Exercise goal: Hunt for the word "username" across the entries below, copying each line that holds it.

Dataset records:
.....
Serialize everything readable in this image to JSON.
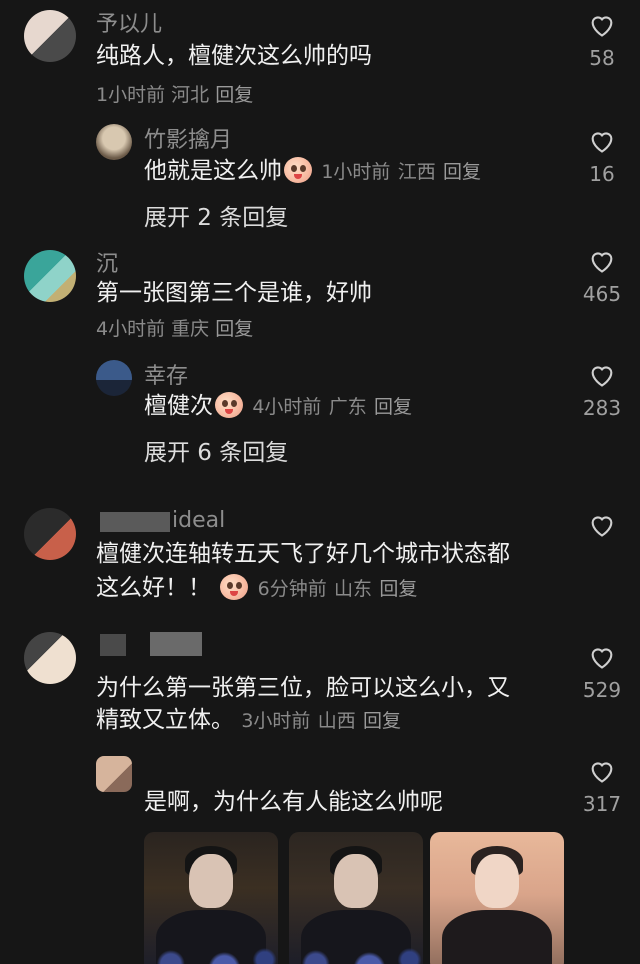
{
  "comments": [
    {
      "username": "予以儿",
      "text": "纯路人，檀健次这么帅的吗",
      "time": "1小时前",
      "location": "河北",
      "reply_label": "回复",
      "likes": "58"
    },
    {
      "username": "竹影擒月",
      "text": "他就是这么帅",
      "time": "1小时前",
      "location": "江西",
      "reply_label": "回复",
      "likes": "16"
    },
    {
      "expand_label": "展开 2 条回复"
    },
    {
      "username": "沉",
      "text": "第一张图第三个是谁，好帅",
      "time": "4小时前",
      "location": "重庆",
      "reply_label": "回复",
      "likes": "465"
    },
    {
      "username": "幸存",
      "text": "檀健次",
      "time": "4小时前",
      "location": "广东",
      "reply_label": "回复",
      "likes": "283"
    },
    {
      "expand_label": "展开 6 条回复"
    },
    {
      "username": "ideal",
      "text_line1": "檀健次连轴转五天飞了好几个城市状态都",
      "text_line2": "这么好！！",
      "time": "6分钟前",
      "location": "山东",
      "reply_label": "回复",
      "likes": ""
    },
    {
      "username": "",
      "text_line1": "为什么第一张第三位，脸可以这么小，又",
      "text_line2": "精致又立体。",
      "time": "3小时前",
      "location": "山西",
      "reply_label": "回复",
      "likes": "529"
    },
    {
      "username": "",
      "text": "是啊，为什么有人能这么帅呢",
      "likes": "317"
    }
  ],
  "icons": {
    "like": "heart-outline-icon",
    "emoji": "face-emoji-icon"
  },
  "colors": {
    "background": "#161616",
    "text_primary": "#f0f0f0",
    "text_secondary": "#8a8a8a"
  }
}
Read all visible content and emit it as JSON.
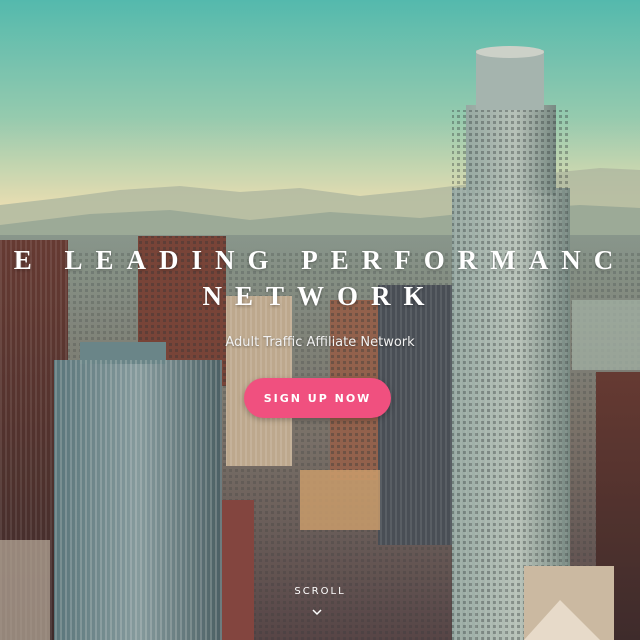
{
  "hero": {
    "headline_line1": "E LEADING PERFORMANC",
    "headline_line2": "NETWORK",
    "subtitle": "Adult Traffic Affiliate Network",
    "cta_label": "SIGN UP NOW",
    "scroll_label": "SCROLL",
    "scroll_icon": "chevron-down-icon"
  },
  "colors": {
    "accent": "#f0507f",
    "text": "#ffffff",
    "sky_top": "#3fb6b0",
    "sky_horizon": "#f0e7b8"
  }
}
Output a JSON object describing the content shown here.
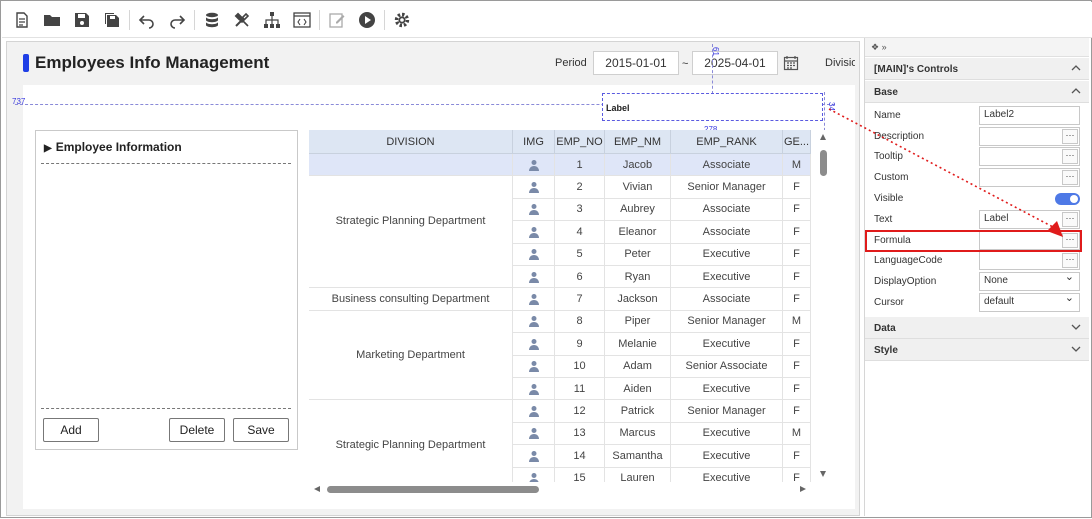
{
  "toolbar": {
    "icons": [
      "new-document-icon",
      "open-folder-icon",
      "save-icon",
      "save-all-icon",
      "undo-icon",
      "redo-icon",
      "database-icon",
      "tools-icon",
      "hierarchy-icon",
      "code-view-icon",
      "edit-icon",
      "run-icon",
      "settings-icon"
    ]
  },
  "header": {
    "title": "Employees Info Management",
    "period_label": "Period",
    "date_from": "2015-01-01",
    "date_to": "2025-04-01",
    "tilde": "~",
    "division_label": "Divisio"
  },
  "guides": {
    "label_737": "737",
    "label_278": "278",
    "label_34": "34",
    "label_61": "61"
  },
  "selected_control": {
    "text": "Label"
  },
  "left_panel": {
    "title": "Employee Information",
    "add_label": "Add",
    "delete_label": "Delete",
    "save_label": "Save"
  },
  "grid": {
    "columns": [
      "DIVISION",
      "IMG",
      "EMP_NO",
      "EMP_NM",
      "EMP_RANK",
      "GE..."
    ],
    "divisions": [
      {
        "name": "Strategic Planning Department",
        "rows": 6
      },
      {
        "name": "Business consulting Department",
        "rows": 1
      },
      {
        "name": "Marketing Department",
        "rows": 4
      },
      {
        "name": "Strategic Planning Department",
        "rows": 4
      }
    ],
    "rows": [
      {
        "no": "1",
        "name": "Jacob",
        "rank": "Associate",
        "gender": "M"
      },
      {
        "no": "2",
        "name": "Vivian",
        "rank": "Senior Manager",
        "gender": "F"
      },
      {
        "no": "3",
        "name": "Aubrey",
        "rank": "Associate",
        "gender": "F"
      },
      {
        "no": "4",
        "name": "Eleanor",
        "rank": "Associate",
        "gender": "F"
      },
      {
        "no": "5",
        "name": "Peter",
        "rank": "Executive",
        "gender": "F"
      },
      {
        "no": "6",
        "name": "Ryan",
        "rank": "Executive",
        "gender": "F"
      },
      {
        "no": "7",
        "name": "Jackson",
        "rank": "Associate",
        "gender": "F"
      },
      {
        "no": "8",
        "name": "Piper",
        "rank": "Senior Manager",
        "gender": "M"
      },
      {
        "no": "9",
        "name": "Melanie",
        "rank": "Executive",
        "gender": "F"
      },
      {
        "no": "10",
        "name": "Adam",
        "rank": "Senior Associate",
        "gender": "F"
      },
      {
        "no": "11",
        "name": "Aiden",
        "rank": "Executive",
        "gender": "F"
      },
      {
        "no": "12",
        "name": "Patrick",
        "rank": "Senior Manager",
        "gender": "F"
      },
      {
        "no": "13",
        "name": "Marcus",
        "rank": "Executive",
        "gender": "M"
      },
      {
        "no": "14",
        "name": "Samantha",
        "rank": "Executive",
        "gender": "F"
      },
      {
        "no": "15",
        "name": "Lauren",
        "rank": "Executive",
        "gender": "F"
      }
    ]
  },
  "props": {
    "top_bar": "❖ »",
    "header": "[MAIN]'s Controls",
    "base_section": "Base",
    "data_section": "Data",
    "style_section": "Style",
    "name_label": "Name",
    "name_value": "Label2",
    "description_label": "Description",
    "tooltip_label": "Tooltip",
    "custom_label": "Custom",
    "visible_label": "Visible",
    "text_label": "Text",
    "text_value": "Label",
    "formula_label": "Formula",
    "languagecode_label": "LanguageCode",
    "displayoption_label": "DisplayOption",
    "displayoption_value": "None",
    "cursor_label": "Cursor",
    "cursor_value": "default",
    "dots": "···"
  },
  "colors": {
    "accent": "#1f3fe6",
    "highlight": "#e01b1b",
    "grid_header": "#dde6f3",
    "toggle": "#4e79e6"
  }
}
.....
Task response:
      "username": "予以儿",
      "username": "竹影擒月",
      "username": "沉",
      "username": "幸存",
      "username": "ideal",
      "username": "",
      "username": "",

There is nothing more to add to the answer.